* [WRITTEN INSTRUCTION] Write out the data below in full, unchanged, minus the images.

* [RECORDS PROVIDED]
........

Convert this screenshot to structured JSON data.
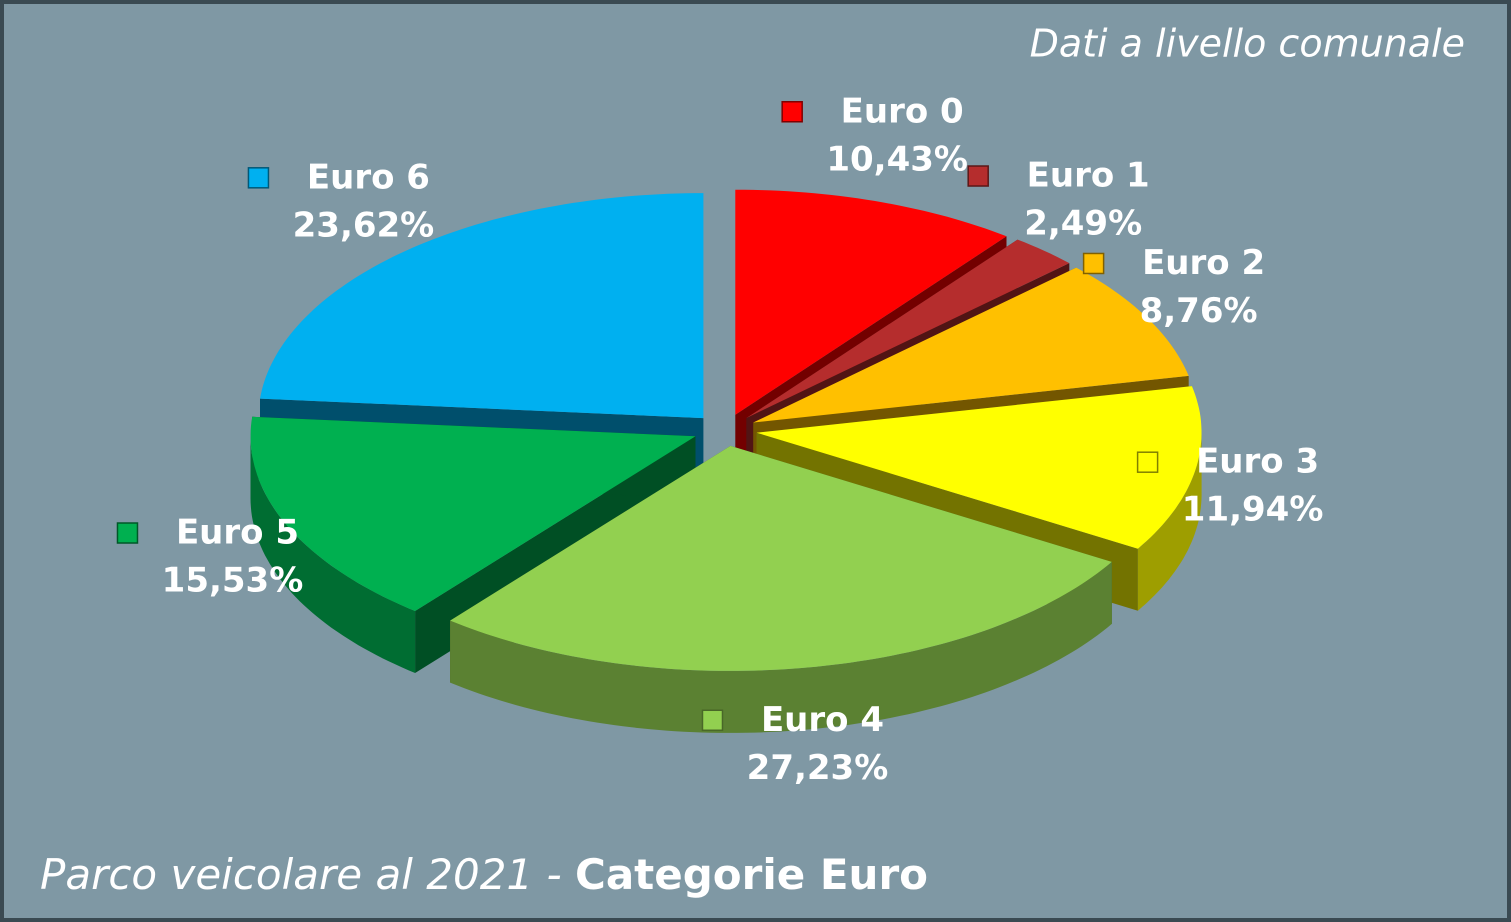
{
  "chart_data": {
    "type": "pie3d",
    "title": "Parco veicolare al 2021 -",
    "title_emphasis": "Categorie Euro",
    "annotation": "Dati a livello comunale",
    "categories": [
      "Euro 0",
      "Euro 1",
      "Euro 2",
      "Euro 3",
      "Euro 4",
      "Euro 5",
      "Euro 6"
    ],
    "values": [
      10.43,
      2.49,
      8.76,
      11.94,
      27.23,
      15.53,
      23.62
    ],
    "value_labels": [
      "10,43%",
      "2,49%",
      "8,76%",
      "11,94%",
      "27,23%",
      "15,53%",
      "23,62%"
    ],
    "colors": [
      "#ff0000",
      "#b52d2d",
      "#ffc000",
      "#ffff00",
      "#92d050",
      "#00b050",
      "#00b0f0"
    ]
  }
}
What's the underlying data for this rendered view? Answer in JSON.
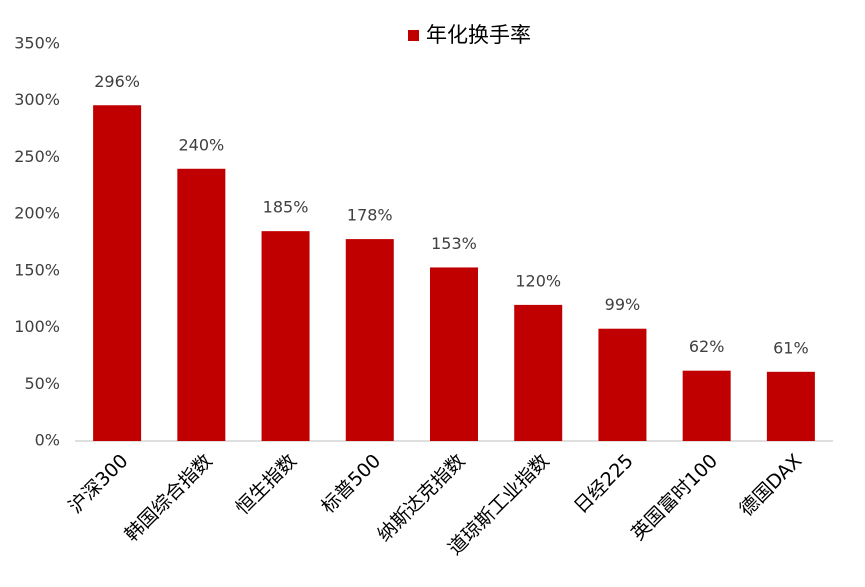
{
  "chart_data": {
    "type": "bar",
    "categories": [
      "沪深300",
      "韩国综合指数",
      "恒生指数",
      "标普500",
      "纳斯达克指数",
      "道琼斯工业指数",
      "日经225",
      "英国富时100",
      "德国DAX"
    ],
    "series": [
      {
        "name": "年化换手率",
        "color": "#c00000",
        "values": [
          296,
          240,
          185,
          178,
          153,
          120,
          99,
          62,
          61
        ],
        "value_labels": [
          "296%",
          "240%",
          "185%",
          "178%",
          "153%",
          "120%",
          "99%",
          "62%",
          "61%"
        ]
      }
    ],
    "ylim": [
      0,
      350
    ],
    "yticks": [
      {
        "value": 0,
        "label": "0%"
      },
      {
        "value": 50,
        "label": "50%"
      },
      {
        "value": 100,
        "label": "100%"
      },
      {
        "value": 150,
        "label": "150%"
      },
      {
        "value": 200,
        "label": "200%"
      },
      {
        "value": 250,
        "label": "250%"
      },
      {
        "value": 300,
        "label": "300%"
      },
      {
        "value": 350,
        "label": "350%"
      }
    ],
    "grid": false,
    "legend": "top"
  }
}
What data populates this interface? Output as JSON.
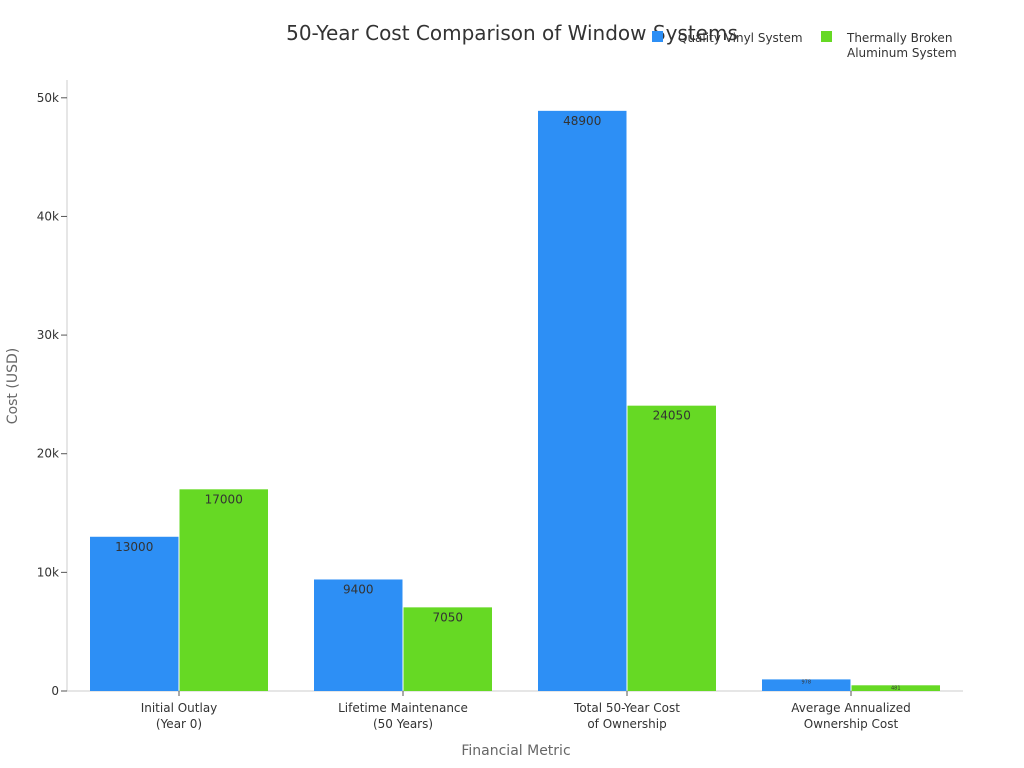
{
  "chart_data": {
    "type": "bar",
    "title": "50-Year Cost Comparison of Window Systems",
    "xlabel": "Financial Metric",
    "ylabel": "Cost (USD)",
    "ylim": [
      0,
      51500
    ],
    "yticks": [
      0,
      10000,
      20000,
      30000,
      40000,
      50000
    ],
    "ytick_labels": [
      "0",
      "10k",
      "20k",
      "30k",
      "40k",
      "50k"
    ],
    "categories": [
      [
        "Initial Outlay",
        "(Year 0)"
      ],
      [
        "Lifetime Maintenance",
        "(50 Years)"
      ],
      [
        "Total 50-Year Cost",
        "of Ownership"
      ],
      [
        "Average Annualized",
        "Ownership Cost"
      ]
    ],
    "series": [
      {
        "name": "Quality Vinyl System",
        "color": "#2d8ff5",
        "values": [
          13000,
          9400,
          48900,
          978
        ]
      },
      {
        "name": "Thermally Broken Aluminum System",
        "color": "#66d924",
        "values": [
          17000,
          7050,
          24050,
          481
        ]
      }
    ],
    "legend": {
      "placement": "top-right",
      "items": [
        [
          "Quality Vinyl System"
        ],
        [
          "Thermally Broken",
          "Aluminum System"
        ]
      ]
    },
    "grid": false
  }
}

........

* [RIGHT ANSWER]
Convert this screenshot to structured JSON data.
{
  "chart_data": {
    "type": "pie3d",
    "title": "Parco veicolare al 2021 -",
    "title_emphasis": "Categorie Euro",
    "annotation": "Dati a livello comunale",
    "categories": [
      "Euro 0",
      "Euro 1",
      "Euro 2",
      "Euro 3",
      "Euro 4",
      "Euro 5",
      "Euro 6"
    ],
    "values": [
      10.43,
      2.49,
      8.76,
      11.94,
      27.23,
      15.53,
      23.62
    ],
    "value_labels": [
      "10,43%",
      "2,49%",
      "8,76%",
      "11,94%",
      "27,23%",
      "15,53%",
      "23,62%"
    ],
    "colors": [
      "#ff0000",
      "#b52d2d",
      "#ffc000",
      "#ffff00",
      "#92d050",
      "#00b050",
      "#00b0f0"
    ]
  }
}
What's the underlying data for this rendered view? Answer in JSON.
{
  "chart_data": {
    "type": "bar",
    "categories": [
      "沪深300",
      "韩国综合指数",
      "恒生指数",
      "标普500",
      "纳斯达克指数",
      "道琼斯工业指数",
      "日经225",
      "英国富时100",
      "德国DAX"
    ],
    "series": [
      {
        "name": "年化换手率",
        "color": "#c00000",
        "values": [
          296,
          240,
          185,
          178,
          153,
          120,
          99,
          62,
          61
        ],
        "value_labels": [
          "296%",
          "240%",
          "185%",
          "178%",
          "153%",
          "120%",
          "99%",
          "62%",
          "61%"
        ]
      }
    ],
    "ylim": [
      0,
      350
    ],
    "yticks": [
      {
        "value": 0,
        "label": "0%"
      },
      {
        "value": 50,
        "label": "50%"
      },
      {
        "value": 100,
        "label": "100%"
      },
      {
        "value": 150,
        "label": "150%"
      },
      {
        "value": 200,
        "label": "200%"
      },
      {
        "value": 250,
        "label": "250%"
      },
      {
        "value": 300,
        "label": "300%"
      },
      {
        "value": 350,
        "label": "350%"
      }
    ],
    "grid": false,
    "legend": "top"
  }
}
What data populates this interface? Output as JSON.
{
  "chart_data": {
    "type": "bar",
    "title": "50-Year Cost Comparison of Window Systems",
    "xlabel": "Financial Metric",
    "ylabel": "Cost (USD)",
    "ylim": [
      0,
      51500
    ],
    "yticks": [
      0,
      10000,
      20000,
      30000,
      40000,
      50000
    ],
    "ytick_labels": [
      "0",
      "10k",
      "20k",
      "30k",
      "40k",
      "50k"
    ],
    "categories": [
      [
        "Initial Outlay",
        "(Year 0)"
      ],
      [
        "Lifetime Maintenance",
        "(50 Years)"
      ],
      [
        "Total 50-Year Cost",
        "of Ownership"
      ],
      [
        "Average Annualized",
        "Ownership Cost"
      ]
    ],
    "series": [
      {
        "name": "Quality Vinyl System",
        "color": "#2d8ff5",
        "values": [
          13000,
          9400,
          48900,
          978
        ]
      },
      {
        "name": "Thermally Broken Aluminum System",
        "color": "#66d924",
        "values": [
          17000,
          7050,
          24050,
          481
        ]
      }
    ],
    "legend": {
      "placement": "top-right",
      "items": [
        [
          "Quality Vinyl System"
        ],
        [
          "Thermally Broken",
          "Aluminum System"
        ]
      ]
    },
    "grid": false
  }
}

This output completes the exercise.